## PROBLEM TO SOLVE
Each line of the listing must be transcribed exactly, except for the images, which should be excluded.

## TASK DATA
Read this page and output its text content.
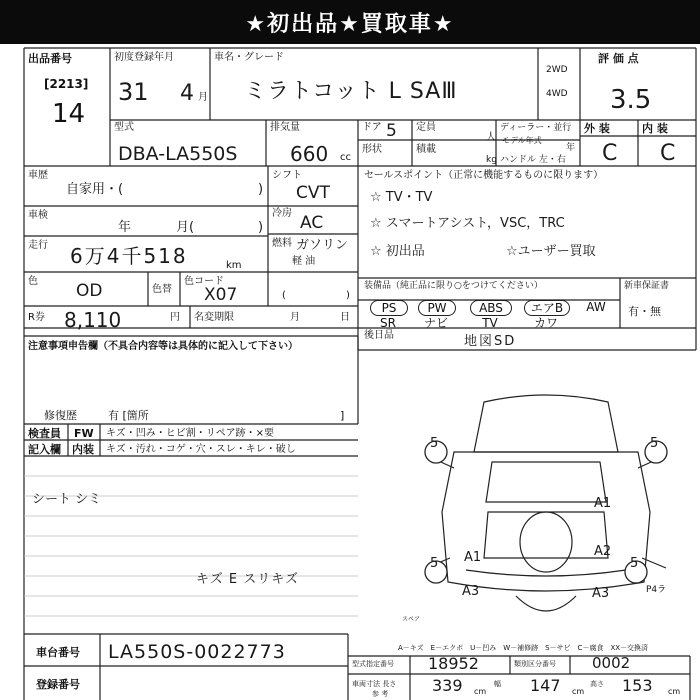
★初出品★買取車★
出品番号
[2213]
14
初度登録年月
31 4 月
車名・グレード
ミラトコット L SAⅢ
2WD
4WD
評 価 点
3.5
外 装	内 装
C C
型式
DBA-LA550S
排気量
660 cc
ドア 5
形状
定員
人
積載
kg
ディーラー・並行
モデル年式
年
ハンドル 左・右
車歴
自家用・(	)
車検
年	月(	)
走行 6万4千518	km
シフト
CVT
冷房 AC
燃料 ガソリン
軽 油
(	)
色 OD	色替
色コード
X07
R券 8,110	円 名変期限	月	日
セールスポイント（正常に機能するものに限ります）
☆ TV・TV
☆ スマートアシスト，VSC，TRC
☆ 初出品	☆ユーザー買取
装備品（純正品に限り○をつけてください）
PS	PW	ABS	エアB	AW
SR	ナビ	TV	カワ
新車保証書
有・無
後日品	地図SD
注意事項申告欄（不具合内容等は具体的に記入して下さい）
修復歴	有 [箇所	]
検査員
記入欄
FW
内装
キズ・凹み・ヒビ割・リペア跡・×要
キズ・汚れ・コゲ・穴・スレ・キレ・破し
シート シミ
キズ E スリキズ
5	5
5	5
A1
A1	A2
A3	A3	P4ラ
スペア
A－キズ　E－エクボ　U－凹み　W－補修跡　S－サビ　C－腐食　XX－交換済
車台番号 LA550S-0022773
登録番号
型式指定番号 18952	類別区分番号 0002
車両寸法 長さ 339 cm
幅 147 cm
高さ 153 cm
参 考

## FINAL ANSWER
Read this page and output its text content.
★初出品★買取車★
出品番号
[2213]
14
初度登録年月
31 4 月
車名・グレード
ミラトコット L SAⅢ
2WD
4WD
評 価 点
3.5
外 装	内 装
C C
型式
DBA-LA550S
排気量
660 cc
ドア 5
形状
定員
人
積載
kg
ディーラー・並行
モデル年式
年
ハンドル 左・右
車歴
自家用・(	)
車検
年	月(	)
走行 6万4千518	km
シフト
CVT
冷房 AC
燃料 ガソリン
軽 油
(	)
色 OD	色替
色コード
X07
R券 8,110	円 名変期限	月	日
セールスポイント（正常に機能するものに限ります）
☆ TV・TV
☆ スマートアシスト，VSC，TRC
☆ 初出品	☆ユーザー買取
装備品（純正品に限り○をつけてください）
PS	PW	ABS	エアB	AW
SR	ナビ	TV	カワ
新車保証書
有・無
後日品	地図SD
注意事項申告欄（不具合内容等は具体的に記入して下さい）
修復歴	有 [箇所	]
検査員
記入欄
FW
内装
キズ・凹み・ヒビ割・リペア跡・×要
キズ・汚れ・コゲ・穴・スレ・キレ・破し
シート シミ
キズ E スリキズ
5	5
5	5
A1
A1	A2
A3	A3	P4ラ
スペア
A－キズ　E－エクボ　U－凹み　W－補修跡　S－サビ　C－腐食　XX－交換済
車台番号 LA550S-0022773
登録番号
型式指定番号 18952	類別区分番号 0002
車両寸法 長さ 339 cm
幅 147 cm
高さ 153 cm
参 考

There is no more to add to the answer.